**DIRECTION**
Write out all the entries word for word and omit any pictures.

**ENTRIES SHOWN**

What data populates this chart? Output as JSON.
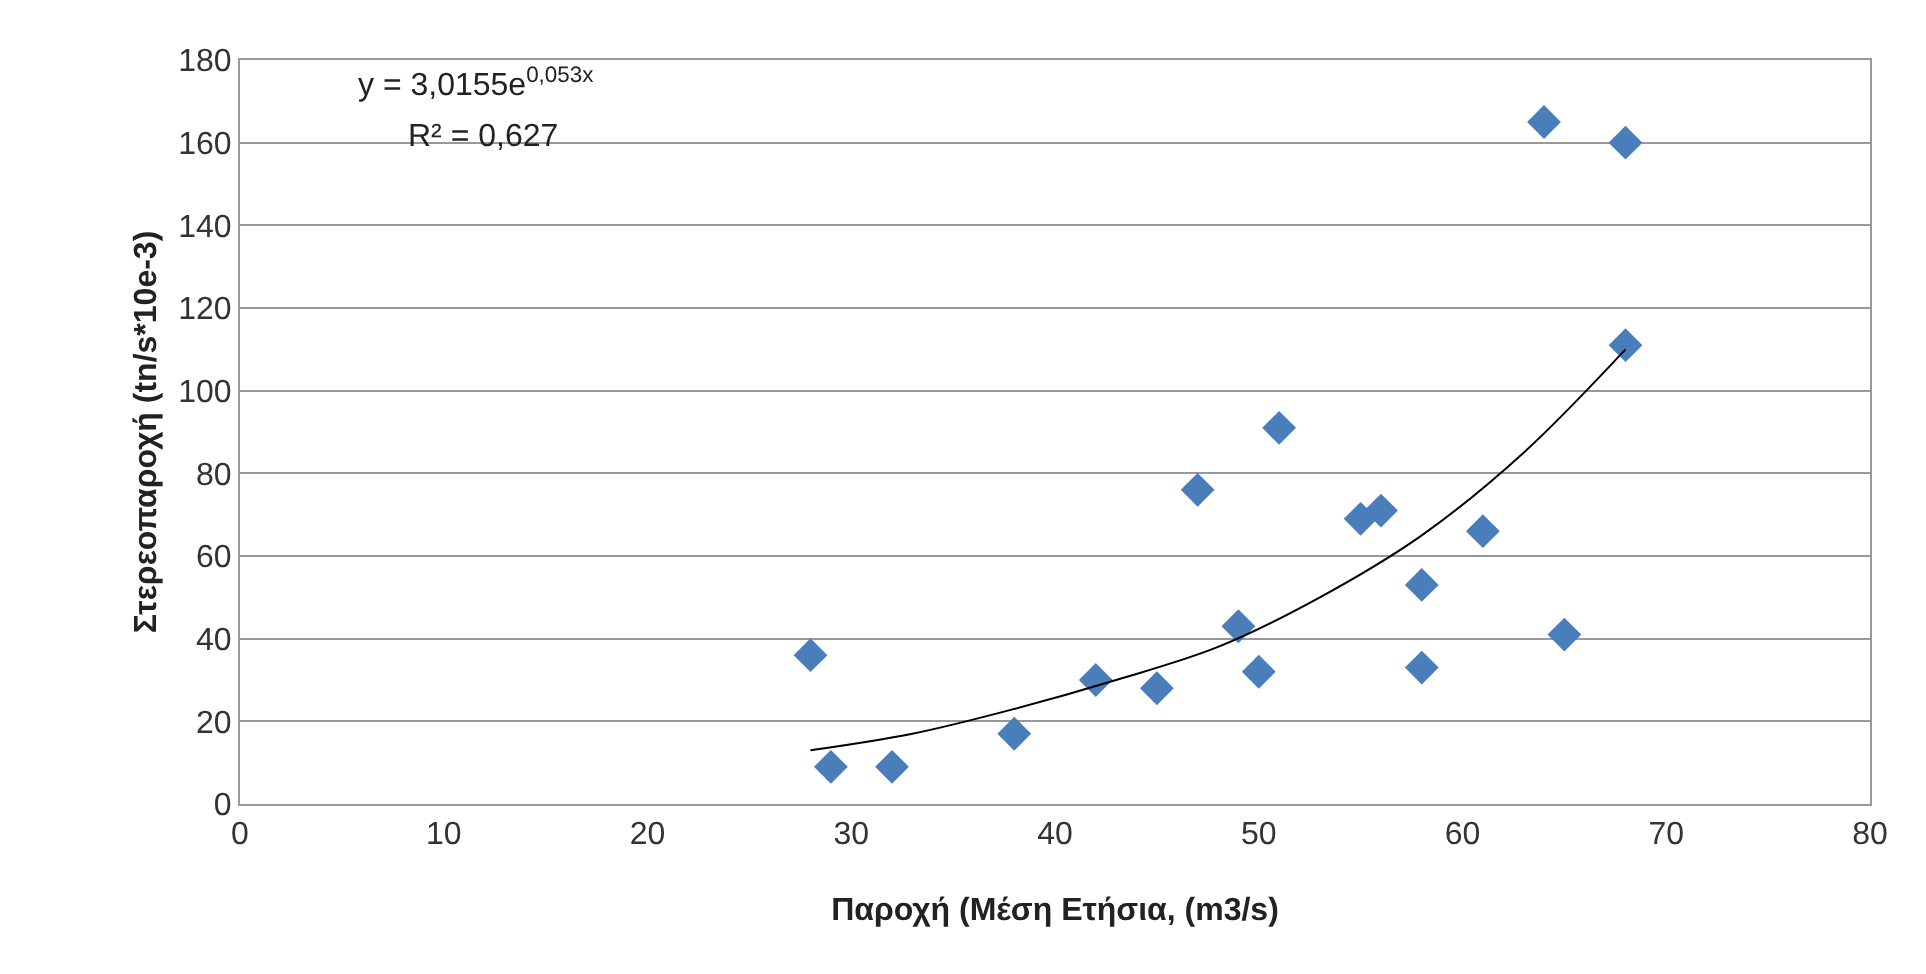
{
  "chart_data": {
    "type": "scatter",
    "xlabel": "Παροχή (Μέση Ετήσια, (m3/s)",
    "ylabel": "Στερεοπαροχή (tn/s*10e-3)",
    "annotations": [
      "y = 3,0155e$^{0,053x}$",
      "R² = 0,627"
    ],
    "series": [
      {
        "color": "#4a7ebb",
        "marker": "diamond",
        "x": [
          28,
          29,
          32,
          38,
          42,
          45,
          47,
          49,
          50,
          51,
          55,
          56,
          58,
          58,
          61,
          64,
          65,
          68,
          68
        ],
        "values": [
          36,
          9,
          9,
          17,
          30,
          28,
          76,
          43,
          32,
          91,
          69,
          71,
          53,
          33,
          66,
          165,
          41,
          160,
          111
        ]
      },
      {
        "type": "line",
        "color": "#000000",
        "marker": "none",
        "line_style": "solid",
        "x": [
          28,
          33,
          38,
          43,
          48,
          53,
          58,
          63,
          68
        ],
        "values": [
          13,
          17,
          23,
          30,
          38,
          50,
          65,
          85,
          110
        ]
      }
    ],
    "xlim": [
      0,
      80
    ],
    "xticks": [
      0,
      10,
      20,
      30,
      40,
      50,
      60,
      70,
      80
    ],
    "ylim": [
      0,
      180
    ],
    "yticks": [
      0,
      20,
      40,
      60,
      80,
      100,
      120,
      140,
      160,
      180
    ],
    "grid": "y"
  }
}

**SOLVED PROBLEM**
What data populates this chart? Output as JSON.
{
  "chart_data": {
    "type": "scatter",
    "xlabel": "Παροχή (Μέση Ετήσια, (m3/s)",
    "ylabel": "Στερεοπαροχή (tn/s*10e-3)",
    "annotations": [
      "y = 3,0155e$^{0,053x}$",
      "R² = 0,627"
    ],
    "series": [
      {
        "color": "#4a7ebb",
        "marker": "diamond",
        "x": [
          28,
          29,
          32,
          38,
          42,
          45,
          47,
          49,
          50,
          51,
          55,
          56,
          58,
          58,
          61,
          64,
          65,
          68,
          68
        ],
        "values": [
          36,
          9,
          9,
          17,
          30,
          28,
          76,
          43,
          32,
          91,
          69,
          71,
          53,
          33,
          66,
          165,
          41,
          160,
          111
        ]
      },
      {
        "type": "line",
        "color": "#000000",
        "marker": "none",
        "line_style": "solid",
        "x": [
          28,
          33,
          38,
          43,
          48,
          53,
          58,
          63,
          68
        ],
        "values": [
          13,
          17,
          23,
          30,
          38,
          50,
          65,
          85,
          110
        ]
      }
    ],
    "xlim": [
      0,
      80
    ],
    "xticks": [
      0,
      10,
      20,
      30,
      40,
      50,
      60,
      70,
      80
    ],
    "ylim": [
      0,
      180
    ],
    "yticks": [
      0,
      20,
      40,
      60,
      80,
      100,
      120,
      140,
      160,
      180
    ],
    "grid": "y"
  }
}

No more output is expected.